**Request**: Restate the records that follow word for word; no pictures should appear.

**Data provided**:
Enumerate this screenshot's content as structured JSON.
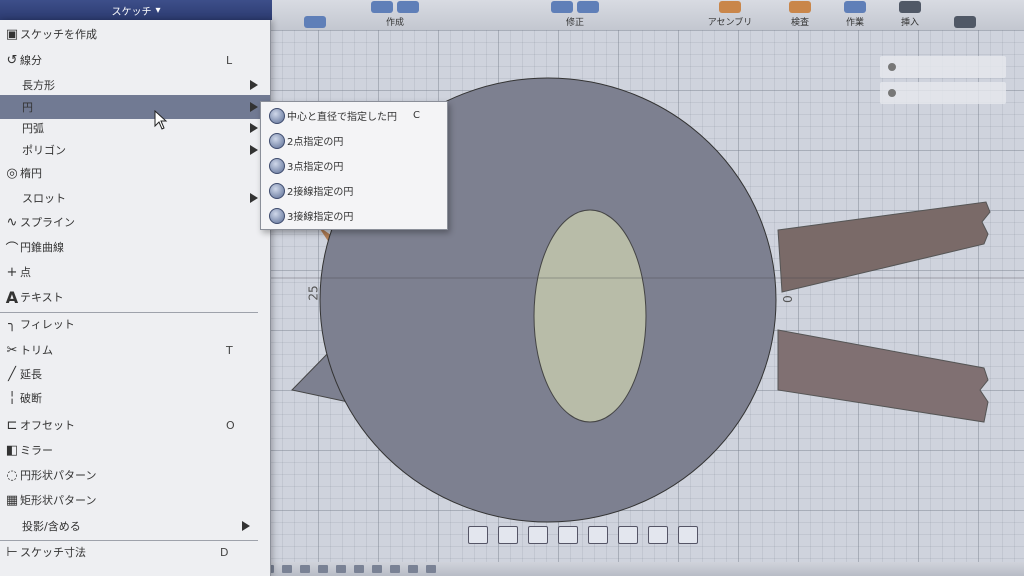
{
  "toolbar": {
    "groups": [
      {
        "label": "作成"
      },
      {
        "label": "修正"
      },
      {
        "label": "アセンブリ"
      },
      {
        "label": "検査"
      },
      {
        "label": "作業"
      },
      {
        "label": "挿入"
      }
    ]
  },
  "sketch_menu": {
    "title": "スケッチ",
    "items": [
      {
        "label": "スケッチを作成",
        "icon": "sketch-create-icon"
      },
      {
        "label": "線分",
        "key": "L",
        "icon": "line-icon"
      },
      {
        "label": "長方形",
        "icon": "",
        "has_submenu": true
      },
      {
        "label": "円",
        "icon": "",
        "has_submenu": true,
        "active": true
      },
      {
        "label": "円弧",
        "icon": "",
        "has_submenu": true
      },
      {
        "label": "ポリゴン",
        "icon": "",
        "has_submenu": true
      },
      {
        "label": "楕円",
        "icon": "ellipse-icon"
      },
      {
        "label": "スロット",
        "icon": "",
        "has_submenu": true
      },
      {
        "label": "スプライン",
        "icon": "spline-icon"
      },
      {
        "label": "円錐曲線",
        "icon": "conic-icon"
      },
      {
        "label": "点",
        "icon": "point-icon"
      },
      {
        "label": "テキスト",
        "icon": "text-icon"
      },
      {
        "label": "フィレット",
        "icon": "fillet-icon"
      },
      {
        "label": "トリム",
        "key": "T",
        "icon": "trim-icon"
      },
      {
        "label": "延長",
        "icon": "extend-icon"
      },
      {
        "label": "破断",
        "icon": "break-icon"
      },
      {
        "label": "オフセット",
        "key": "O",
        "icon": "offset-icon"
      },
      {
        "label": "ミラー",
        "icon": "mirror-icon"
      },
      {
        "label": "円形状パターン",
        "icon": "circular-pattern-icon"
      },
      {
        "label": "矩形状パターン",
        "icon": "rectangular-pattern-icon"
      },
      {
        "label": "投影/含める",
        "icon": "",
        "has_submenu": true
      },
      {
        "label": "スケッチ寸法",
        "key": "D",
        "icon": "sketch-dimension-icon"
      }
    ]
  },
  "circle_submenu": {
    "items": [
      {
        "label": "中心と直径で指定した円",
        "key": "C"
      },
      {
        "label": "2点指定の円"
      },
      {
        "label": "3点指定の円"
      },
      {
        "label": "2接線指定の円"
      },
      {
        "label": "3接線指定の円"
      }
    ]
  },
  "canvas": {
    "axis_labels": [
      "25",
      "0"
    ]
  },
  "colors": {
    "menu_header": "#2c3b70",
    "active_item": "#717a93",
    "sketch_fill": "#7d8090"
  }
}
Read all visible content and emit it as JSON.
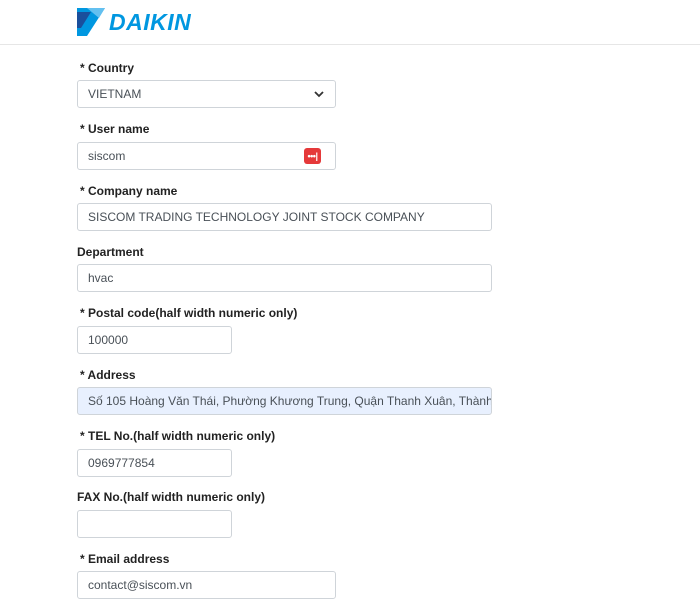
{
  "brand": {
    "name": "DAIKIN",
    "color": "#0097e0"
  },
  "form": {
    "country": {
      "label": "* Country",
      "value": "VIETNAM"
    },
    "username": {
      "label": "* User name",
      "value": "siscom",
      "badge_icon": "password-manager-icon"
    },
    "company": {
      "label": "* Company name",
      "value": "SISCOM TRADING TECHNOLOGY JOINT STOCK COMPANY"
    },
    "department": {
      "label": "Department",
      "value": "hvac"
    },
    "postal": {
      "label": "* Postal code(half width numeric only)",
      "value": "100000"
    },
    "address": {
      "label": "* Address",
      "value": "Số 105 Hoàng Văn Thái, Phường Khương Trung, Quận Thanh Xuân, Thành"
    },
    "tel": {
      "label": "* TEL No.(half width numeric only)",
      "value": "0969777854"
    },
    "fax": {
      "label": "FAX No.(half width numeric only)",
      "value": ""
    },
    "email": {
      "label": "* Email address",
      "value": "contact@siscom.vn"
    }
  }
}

**Complete output**:
Enumerate this screenshot's content as structured JSON.
{
  "toolbar": {
    "groups": [
      {
        "label": "作成"
      },
      {
        "label": "修正"
      },
      {
        "label": "アセンブリ"
      },
      {
        "label": "検査"
      },
      {
        "label": "作業"
      },
      {
        "label": "挿入"
      }
    ]
  },
  "sketch_menu": {
    "title": "スケッチ",
    "items": [
      {
        "label": "スケッチを作成",
        "icon": "sketch-create-icon"
      },
      {
        "label": "線分",
        "key": "L",
        "icon": "line-icon"
      },
      {
        "label": "長方形",
        "icon": "",
        "has_submenu": true
      },
      {
        "label": "円",
        "icon": "",
        "has_submenu": true,
        "active": true
      },
      {
        "label": "円弧",
        "icon": "",
        "has_submenu": true
      },
      {
        "label": "ポリゴン",
        "icon": "",
        "has_submenu": true
      },
      {
        "label": "楕円",
        "icon": "ellipse-icon"
      },
      {
        "label": "スロット",
        "icon": "",
        "has_submenu": true
      },
      {
        "label": "スプライン",
        "icon": "spline-icon"
      },
      {
        "label": "円錐曲線",
        "icon": "conic-icon"
      },
      {
        "label": "点",
        "icon": "point-icon"
      },
      {
        "label": "テキスト",
        "icon": "text-icon"
      },
      {
        "label": "フィレット",
        "icon": "fillet-icon"
      },
      {
        "label": "トリム",
        "key": "T",
        "icon": "trim-icon"
      },
      {
        "label": "延長",
        "icon": "extend-icon"
      },
      {
        "label": "破断",
        "icon": "break-icon"
      },
      {
        "label": "オフセット",
        "key": "O",
        "icon": "offset-icon"
      },
      {
        "label": "ミラー",
        "icon": "mirror-icon"
      },
      {
        "label": "円形状パターン",
        "icon": "circular-pattern-icon"
      },
      {
        "label": "矩形状パターン",
        "icon": "rectangular-pattern-icon"
      },
      {
        "label": "投影/含める",
        "icon": "",
        "has_submenu": true
      },
      {
        "label": "スケッチ寸法",
        "key": "D",
        "icon": "sketch-dimension-icon"
      }
    ]
  },
  "circle_submenu": {
    "items": [
      {
        "label": "中心と直径で指定した円",
        "key": "C"
      },
      {
        "label": "2点指定の円"
      },
      {
        "label": "3点指定の円"
      },
      {
        "label": "2接線指定の円"
      },
      {
        "label": "3接線指定の円"
      }
    ]
  },
  "canvas": {
    "axis_labels": [
      "25",
      "0"
    ]
  },
  "colors": {
    "menu_header": "#2c3b70",
    "active_item": "#717a93",
    "sketch_fill": "#7d8090"
  }
}
Read all visible content and emit it as JSON.
{
  "brand": {
    "name": "DAIKIN",
    "color": "#0097e0"
  },
  "form": {
    "country": {
      "label": "* Country",
      "value": "VIETNAM"
    },
    "username": {
      "label": "* User name",
      "value": "siscom",
      "badge_icon": "password-manager-icon"
    },
    "company": {
      "label": "* Company name",
      "value": "SISCOM TRADING TECHNOLOGY JOINT STOCK COMPANY"
    },
    "department": {
      "label": "Department",
      "value": "hvac"
    },
    "postal": {
      "label": "* Postal code(half width numeric only)",
      "value": "100000"
    },
    "address": {
      "label": "* Address",
      "value": "Số 105 Hoàng Văn Thái, Phường Khương Trung, Quận Thanh Xuân, Thành"
    },
    "tel": {
      "label": "* TEL No.(half width numeric only)",
      "value": "0969777854"
    },
    "fax": {
      "label": "FAX No.(half width numeric only)",
      "value": ""
    },
    "email": {
      "label": "* Email address",
      "value": "contact@siscom.vn"
    }
  }
}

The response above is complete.